_Short problem_: Print out the entries below with no edits.

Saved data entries
--------------------------------------------------
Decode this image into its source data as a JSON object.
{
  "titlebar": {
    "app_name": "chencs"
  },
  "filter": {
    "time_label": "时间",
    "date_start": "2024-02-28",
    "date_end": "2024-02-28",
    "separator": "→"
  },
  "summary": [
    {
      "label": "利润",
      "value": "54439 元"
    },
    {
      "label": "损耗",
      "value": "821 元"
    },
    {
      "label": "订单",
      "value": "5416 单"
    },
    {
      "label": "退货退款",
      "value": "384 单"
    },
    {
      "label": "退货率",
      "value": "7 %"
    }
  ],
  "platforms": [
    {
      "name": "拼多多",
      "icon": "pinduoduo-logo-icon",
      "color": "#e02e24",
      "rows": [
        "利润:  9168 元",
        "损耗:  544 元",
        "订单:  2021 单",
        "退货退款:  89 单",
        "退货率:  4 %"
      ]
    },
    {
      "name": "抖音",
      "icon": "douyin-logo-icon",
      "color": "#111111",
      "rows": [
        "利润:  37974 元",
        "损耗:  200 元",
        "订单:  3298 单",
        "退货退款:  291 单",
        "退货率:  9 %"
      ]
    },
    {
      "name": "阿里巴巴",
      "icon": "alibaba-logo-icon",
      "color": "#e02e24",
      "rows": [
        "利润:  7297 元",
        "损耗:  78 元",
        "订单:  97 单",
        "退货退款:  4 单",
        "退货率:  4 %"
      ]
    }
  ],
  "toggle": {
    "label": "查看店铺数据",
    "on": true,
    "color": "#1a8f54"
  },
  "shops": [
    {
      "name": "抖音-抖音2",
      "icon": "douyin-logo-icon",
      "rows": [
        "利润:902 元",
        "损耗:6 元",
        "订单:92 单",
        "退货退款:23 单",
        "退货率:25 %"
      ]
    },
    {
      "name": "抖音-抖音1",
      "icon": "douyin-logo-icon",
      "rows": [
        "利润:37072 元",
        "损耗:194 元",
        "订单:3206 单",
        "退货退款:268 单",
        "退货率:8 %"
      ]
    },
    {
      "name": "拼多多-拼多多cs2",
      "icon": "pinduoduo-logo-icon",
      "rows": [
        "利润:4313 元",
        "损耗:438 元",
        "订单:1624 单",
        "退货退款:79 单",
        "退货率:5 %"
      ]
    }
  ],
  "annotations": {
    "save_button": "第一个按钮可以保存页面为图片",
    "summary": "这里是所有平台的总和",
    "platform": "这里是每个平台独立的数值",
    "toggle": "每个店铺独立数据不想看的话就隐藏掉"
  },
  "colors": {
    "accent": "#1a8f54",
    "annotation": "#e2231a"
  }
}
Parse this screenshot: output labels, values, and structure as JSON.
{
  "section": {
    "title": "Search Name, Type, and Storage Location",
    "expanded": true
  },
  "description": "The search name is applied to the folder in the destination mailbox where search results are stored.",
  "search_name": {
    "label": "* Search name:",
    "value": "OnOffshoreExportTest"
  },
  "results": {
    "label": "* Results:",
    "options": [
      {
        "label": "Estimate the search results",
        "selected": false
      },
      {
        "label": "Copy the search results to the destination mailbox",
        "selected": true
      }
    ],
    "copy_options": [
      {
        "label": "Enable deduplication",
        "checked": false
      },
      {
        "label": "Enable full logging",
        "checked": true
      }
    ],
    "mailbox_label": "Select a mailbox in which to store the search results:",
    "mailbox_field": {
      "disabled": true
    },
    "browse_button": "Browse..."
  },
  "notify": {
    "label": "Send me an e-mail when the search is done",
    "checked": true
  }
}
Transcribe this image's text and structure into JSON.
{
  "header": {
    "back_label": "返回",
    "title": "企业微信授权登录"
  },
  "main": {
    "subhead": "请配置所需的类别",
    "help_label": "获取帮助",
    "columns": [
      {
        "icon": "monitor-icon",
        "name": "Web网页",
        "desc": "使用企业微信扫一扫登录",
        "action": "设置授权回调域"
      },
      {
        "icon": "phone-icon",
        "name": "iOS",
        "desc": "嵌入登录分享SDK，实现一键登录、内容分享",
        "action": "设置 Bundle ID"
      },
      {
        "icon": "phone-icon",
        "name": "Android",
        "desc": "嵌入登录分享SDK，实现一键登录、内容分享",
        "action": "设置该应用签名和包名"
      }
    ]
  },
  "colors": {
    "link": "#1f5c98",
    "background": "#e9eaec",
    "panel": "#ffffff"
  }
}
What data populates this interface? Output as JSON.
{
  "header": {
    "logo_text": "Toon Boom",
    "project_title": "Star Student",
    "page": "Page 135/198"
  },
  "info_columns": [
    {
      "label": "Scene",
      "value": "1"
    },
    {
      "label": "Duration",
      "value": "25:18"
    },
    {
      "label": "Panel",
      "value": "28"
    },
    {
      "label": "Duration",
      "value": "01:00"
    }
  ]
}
--------------------------------------------------
_Correct response_:
Decode this image into its source data as a JSON object.
{
  "titlebar": {
    "app_name": "chencs"
  },
  "filter": {
    "time_label": "时间",
    "date_start": "2024-02-28",
    "date_end": "2024-02-28",
    "separator": "→"
  },
  "summary": [
    {
      "label": "利润",
      "value": "54439 元"
    },
    {
      "label": "损耗",
      "value": "821 元"
    },
    {
      "label": "订单",
      "value": "5416 单"
    },
    {
      "label": "退货退款",
      "value": "384 单"
    },
    {
      "label": "退货率",
      "value": "7 %"
    }
  ],
  "platforms": [
    {
      "name": "拼多多",
      "icon": "pinduoduo-logo-icon",
      "color": "#e02e24",
      "rows": [
        "利润:  9168 元",
        "损耗:  544 元",
        "订单:  2021 单",
        "退货退款:  89 单",
        "退货率:  4 %"
      ]
    },
    {
      "name": "抖音",
      "icon": "douyin-logo-icon",
      "color": "#111111",
      "rows": [
        "利润:  37974 元",
        "损耗:  200 元",
        "订单:  3298 单",
        "退货退款:  291 单",
        "退货率:  9 %"
      ]
    },
    {
      "name": "阿里巴巴",
      "icon": "alibaba-logo-icon",
      "color": "#e02e24",
      "rows": [
        "利润:  7297 元",
        "损耗:  78 元",
        "订单:  97 单",
        "退货退款:  4 单",
        "退货率:  4 %"
      ]
    }
  ],
  "toggle": {
    "label": "查看店铺数据",
    "on": true,
    "color": "#1a8f54"
  },
  "shops": [
    {
      "name": "抖音-抖音2",
      "icon": "douyin-logo-icon",
      "rows": [
        "利润:902 元",
        "损耗:6 元",
        "订单:92 单",
        "退货退款:23 单",
        "退货率:25 %"
      ]
    },
    {
      "name": "抖音-抖音1",
      "icon": "douyin-logo-icon",
      "rows": [
        "利润:37072 元",
        "损耗:194 元",
        "订单:3206 单",
        "退货退款:268 单",
        "退货率:8 %"
      ]
    },
    {
      "name": "拼多多-拼多多cs2",
      "icon": "pinduoduo-logo-icon",
      "rows": [
        "利润:4313 元",
        "损耗:438 元",
        "订单:1624 单",
        "退货退款:79 单",
        "退货率:5 %"
      ]
    }
  ],
  "annotations": {
    "save_button": "第一个按钮可以保存页面为图片",
    "summary": "这里是所有平台的总和",
    "platform": "这里是每个平台独立的数值",
    "toggle": "每个店铺独立数据不想看的话就隐藏掉"
  },
  "colors": {
    "accent": "#1a8f54",
    "annotation": "#e2231a"
  }
}
Parse this screenshot: output labels, values, and structure as JSON.
{
  "section": {
    "title": "Search Name, Type, and Storage Location",
    "expanded": true
  },
  "description": "The search name is applied to the folder in the destination mailbox where search results are stored.",
  "search_name": {
    "label": "* Search name:",
    "value": "OnOffshoreExportTest"
  },
  "results": {
    "label": "* Results:",
    "options": [
      {
        "label": "Estimate the search results",
        "selected": false
      },
      {
        "label": "Copy the search results to the destination mailbox",
        "selected": true
      }
    ],
    "copy_options": [
      {
        "label": "Enable deduplication",
        "checked": false
      },
      {
        "label": "Enable full logging",
        "checked": true
      }
    ],
    "mailbox_label": "Select a mailbox in which to store the search results:",
    "mailbox_field": {
      "disabled": true
    },
    "browse_button": "Browse..."
  },
  "notify": {
    "label": "Send me an e-mail when the search is done",
    "checked": true
  }
}
Transcribe this image's text and structure into JSON.
{
  "header": {
    "back_label": "返回",
    "title": "企业微信授权登录"
  },
  "main": {
    "subhead": "请配置所需的类别",
    "help_label": "获取帮助",
    "columns": [
      {
        "icon": "monitor-icon",
        "name": "Web网页",
        "desc": "使用企业微信扫一扫登录",
        "action": "设置授权回调域"
      },
      {
        "icon": "phone-icon",
        "name": "iOS",
        "desc": "嵌入登录分享SDK，实现一键登录、内容分享",
        "action": "设置 Bundle ID"
      },
      {
        "icon": "phone-icon",
        "name": "Android",
        "desc": "嵌入登录分享SDK，实现一键登录、内容分享",
        "action": "设置该应用签名和包名"
      }
    ]
  },
  "colors": {
    "link": "#1f5c98",
    "background": "#e9eaec",
    "panel": "#ffffff"
  }
}
What data populates this interface? Output as JSON.
{
  "header": {
    "logo_text": "Toon Boom",
    "project_title": "Star Student",
    "page": "Page 135/198"
  },
  "info_columns": [
    {
      "label": "Scene",
      "value": "1"
    },
    {
      "label": "Duration",
      "value": "25:18"
    },
    {
      "label": "Panel",
      "value": "28"
    },
    {
      "label": "Duration",
      "value": "01:00"
    }
  ]
}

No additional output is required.